-- START OF Records for this task --
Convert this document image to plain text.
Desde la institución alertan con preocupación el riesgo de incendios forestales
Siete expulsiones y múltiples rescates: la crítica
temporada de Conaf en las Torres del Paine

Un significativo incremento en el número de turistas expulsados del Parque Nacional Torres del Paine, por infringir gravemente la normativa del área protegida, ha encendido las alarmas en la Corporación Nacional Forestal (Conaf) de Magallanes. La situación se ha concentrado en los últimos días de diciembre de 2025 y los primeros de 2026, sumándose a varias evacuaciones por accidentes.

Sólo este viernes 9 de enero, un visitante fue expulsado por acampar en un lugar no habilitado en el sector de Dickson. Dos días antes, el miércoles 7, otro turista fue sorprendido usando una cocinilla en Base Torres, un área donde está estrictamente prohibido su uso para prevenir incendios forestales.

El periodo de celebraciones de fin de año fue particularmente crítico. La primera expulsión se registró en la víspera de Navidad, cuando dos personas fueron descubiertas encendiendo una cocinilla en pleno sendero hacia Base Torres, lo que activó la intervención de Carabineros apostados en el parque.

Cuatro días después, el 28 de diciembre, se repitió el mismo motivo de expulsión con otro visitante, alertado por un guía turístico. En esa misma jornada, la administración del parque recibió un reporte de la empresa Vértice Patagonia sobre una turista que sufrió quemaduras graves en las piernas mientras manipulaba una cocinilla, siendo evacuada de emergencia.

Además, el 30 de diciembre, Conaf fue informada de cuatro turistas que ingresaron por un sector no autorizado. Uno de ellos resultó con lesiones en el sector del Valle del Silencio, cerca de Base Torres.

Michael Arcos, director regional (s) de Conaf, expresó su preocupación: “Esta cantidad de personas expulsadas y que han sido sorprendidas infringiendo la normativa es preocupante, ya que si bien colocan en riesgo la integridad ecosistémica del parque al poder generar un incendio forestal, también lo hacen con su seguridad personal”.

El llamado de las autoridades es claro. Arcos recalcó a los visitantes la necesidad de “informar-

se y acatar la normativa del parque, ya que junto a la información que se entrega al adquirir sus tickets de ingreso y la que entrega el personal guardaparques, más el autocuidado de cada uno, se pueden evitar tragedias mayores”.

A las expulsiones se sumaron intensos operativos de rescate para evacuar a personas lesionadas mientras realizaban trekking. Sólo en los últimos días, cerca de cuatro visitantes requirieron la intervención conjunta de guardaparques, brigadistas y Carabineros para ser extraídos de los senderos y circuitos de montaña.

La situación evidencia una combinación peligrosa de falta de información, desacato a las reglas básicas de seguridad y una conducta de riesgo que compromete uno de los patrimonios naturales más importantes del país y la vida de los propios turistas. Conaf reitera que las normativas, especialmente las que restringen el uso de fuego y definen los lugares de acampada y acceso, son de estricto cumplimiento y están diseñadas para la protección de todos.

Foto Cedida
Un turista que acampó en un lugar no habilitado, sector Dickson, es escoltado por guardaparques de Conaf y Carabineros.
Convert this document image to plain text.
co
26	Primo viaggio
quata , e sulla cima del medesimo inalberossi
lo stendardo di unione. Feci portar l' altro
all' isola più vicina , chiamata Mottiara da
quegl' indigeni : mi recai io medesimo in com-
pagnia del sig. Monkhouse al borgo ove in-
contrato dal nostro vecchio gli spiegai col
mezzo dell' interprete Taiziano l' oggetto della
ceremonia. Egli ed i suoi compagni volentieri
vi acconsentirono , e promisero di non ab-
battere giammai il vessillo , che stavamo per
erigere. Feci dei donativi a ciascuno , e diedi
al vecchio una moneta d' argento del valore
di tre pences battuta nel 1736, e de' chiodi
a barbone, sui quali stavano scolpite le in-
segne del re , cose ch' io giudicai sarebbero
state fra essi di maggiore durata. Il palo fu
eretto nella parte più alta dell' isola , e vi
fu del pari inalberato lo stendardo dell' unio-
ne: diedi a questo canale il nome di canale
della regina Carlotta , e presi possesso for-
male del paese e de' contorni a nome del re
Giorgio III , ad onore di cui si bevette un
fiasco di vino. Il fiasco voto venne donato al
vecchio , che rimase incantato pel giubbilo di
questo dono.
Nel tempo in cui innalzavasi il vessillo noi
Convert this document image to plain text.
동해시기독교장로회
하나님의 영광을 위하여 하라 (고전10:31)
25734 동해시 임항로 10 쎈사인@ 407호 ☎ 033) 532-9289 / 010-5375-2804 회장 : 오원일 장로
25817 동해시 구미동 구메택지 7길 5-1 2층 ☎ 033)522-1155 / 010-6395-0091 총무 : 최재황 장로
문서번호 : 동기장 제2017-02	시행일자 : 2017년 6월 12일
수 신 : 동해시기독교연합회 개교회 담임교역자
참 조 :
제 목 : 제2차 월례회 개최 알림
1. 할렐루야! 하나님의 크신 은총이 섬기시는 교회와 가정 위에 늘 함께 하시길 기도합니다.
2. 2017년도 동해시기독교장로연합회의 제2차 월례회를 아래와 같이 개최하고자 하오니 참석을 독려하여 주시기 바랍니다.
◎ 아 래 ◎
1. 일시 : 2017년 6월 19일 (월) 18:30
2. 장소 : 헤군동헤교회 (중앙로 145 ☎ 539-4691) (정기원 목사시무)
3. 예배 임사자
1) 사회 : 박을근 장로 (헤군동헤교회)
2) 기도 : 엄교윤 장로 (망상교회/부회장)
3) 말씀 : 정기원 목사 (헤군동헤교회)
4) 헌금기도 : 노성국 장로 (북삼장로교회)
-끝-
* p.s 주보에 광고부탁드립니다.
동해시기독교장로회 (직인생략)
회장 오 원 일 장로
-- END OF Records for this task --
- [The exercise] In full and verbatim, repeat the records given above.

- [Result for this task]
Convert this document image to plain text.
Desde la institución alertan con preocupación el riesgo de incendios forestales
Siete expulsiones y múltiples rescates: la crítica
temporada de Conaf en las Torres del Paine

Un significativo incremento en el número de turistas expulsados del Parque Nacional Torres del Paine, por infringir gravemente la normativa del área protegida, ha encendido las alarmas en la Corporación Nacional Forestal (Conaf) de Magallanes. La situación se ha concentrado en los últimos días de diciembre de 2025 y los primeros de 2026, sumándose a varias evacuaciones por accidentes.

Sólo este viernes 9 de enero, un visitante fue expulsado por acampar en un lugar no habilitado en el sector de Dickson. Dos días antes, el miércoles 7, otro turista fue sorprendido usando una cocinilla en Base Torres, un área donde está estrictamente prohibido su uso para prevenir incendios forestales.

El periodo de celebraciones de fin de año fue particularmente crítico. La primera expulsión se registró en la víspera de Navidad, cuando dos personas fueron descubiertas encendiendo una cocinilla en pleno sendero hacia Base Torres, lo que activó la intervención de Carabineros apostados en el parque.

Cuatro días después, el 28 de diciembre, se repitió el mismo motivo de expulsión con otro visitante, alertado por un guía turístico. En esa misma jornada, la administración del parque recibió un reporte de la empresa Vértice Patagonia sobre una turista que sufrió quemaduras graves en las piernas mientras manipulaba una cocinilla, siendo evacuada de emergencia.

Además, el 30 de diciembre, Conaf fue informada de cuatro turistas que ingresaron por un sector no autorizado. Uno de ellos resultó con lesiones en el sector del Valle del Silencio, cerca de Base Torres.

Michael Arcos, director regional (s) de Conaf, expresó su preocupación: “Esta cantidad de personas expulsadas y que han sido sorprendidas infringiendo la normativa es preocupante, ya que si bien colocan en riesgo la integridad ecosistémica del parque al poder generar un incendio forestal, también lo hacen con su seguridad personal”.

El llamado de las autoridades es claro. Arcos recalcó a los visitantes la necesidad de “informar-

se y acatar la normativa del parque, ya que junto a la información que se entrega al adquirir sus tickets de ingreso y la que entrega el personal guardaparques, más el autocuidado de cada uno, se pueden evitar tragedias mayores”.

A las expulsiones se sumaron intensos operativos de rescate para evacuar a personas lesionadas mientras realizaban trekking. Sólo en los últimos días, cerca de cuatro visitantes requirieron la intervención conjunta de guardaparques, brigadistas y Carabineros para ser extraídos de los senderos y circuitos de montaña.

La situación evidencia una combinación peligrosa de falta de información, desacato a las reglas básicas de seguridad y una conducta de riesgo que compromete uno de los patrimonios naturales más importantes del país y la vida de los propios turistas. Conaf reitera que las normativas, especialmente las que restringen el uso de fuego y definen los lugares de acampada y acceso, son de estricto cumplimiento y están diseñadas para la protección de todos.

Foto Cedida
Un turista que acampó en un lugar no habilitado, sector Dickson, es escoltado por guardaparques de Conaf y Carabineros.
Convert this document image to plain text.
co
26	Primo viaggio
quata , e sulla cima del medesimo inalberossi
lo stendardo di unione. Feci portar l' altro
all' isola più vicina , chiamata Mottiara da
quegl' indigeni : mi recai io medesimo in com-
pagnia del sig. Monkhouse al borgo ove in-
contrato dal nostro vecchio gli spiegai col
mezzo dell' interprete Taiziano l' oggetto della
ceremonia. Egli ed i suoi compagni volentieri
vi acconsentirono , e promisero di non ab-
battere giammai il vessillo , che stavamo per
erigere. Feci dei donativi a ciascuno , e diedi
al vecchio una moneta d' argento del valore
di tre pences battuta nel 1736, e de' chiodi
a barbone, sui quali stavano scolpite le in-
segne del re , cose ch' io giudicai sarebbero
state fra essi di maggiore durata. Il palo fu
eretto nella parte più alta dell' isola , e vi
fu del pari inalberato lo stendardo dell' unio-
ne: diedi a questo canale il nome di canale
della regina Carlotta , e presi possesso for-
male del paese e de' contorni a nome del re
Giorgio III , ad onore di cui si bevette un
fiasco di vino. Il fiasco voto venne donato al
vecchio , che rimase incantato pel giubbilo di
questo dono.
Nel tempo in cui innalzavasi il vessillo noi
Convert this document image to plain text.
동해시기독교장로회
하나님의 영광을 위하여 하라 (고전10:31)
25734 동해시 임항로 10 쎈사인@ 407호 ☎ 033) 532-9289 / 010-5375-2804 회장 : 오원일 장로
25817 동해시 구미동 구메택지 7길 5-1 2층 ☎ 033)522-1155 / 010-6395-0091 총무 : 최재황 장로
문서번호 : 동기장 제2017-02	시행일자 : 2017년 6월 12일
수 신 : 동해시기독교연합회 개교회 담임교역자
참 조 :
제 목 : 제2차 월례회 개최 알림
1. 할렐루야! 하나님의 크신 은총이 섬기시는 교회와 가정 위에 늘 함께 하시길 기도합니다.
2. 2017년도 동해시기독교장로연합회의 제2차 월례회를 아래와 같이 개최하고자 하오니 참석을 독려하여 주시기 바랍니다.
◎ 아 래 ◎
1. 일시 : 2017년 6월 19일 (월) 18:30
2. 장소 : 헤군동헤교회 (중앙로 145 ☎ 539-4691) (정기원 목사시무)
3. 예배 임사자
1) 사회 : 박을근 장로 (헤군동헤교회)
2) 기도 : 엄교윤 장로 (망상교회/부회장)
3) 말씀 : 정기원 목사 (헤군동헤교회)
4) 헌금기도 : 노성국 장로 (북삼장로교회)
-끝-
* p.s 주보에 광고부탁드립니다.
동해시기독교장로회 (직인생략)
회장 오 원 일 장로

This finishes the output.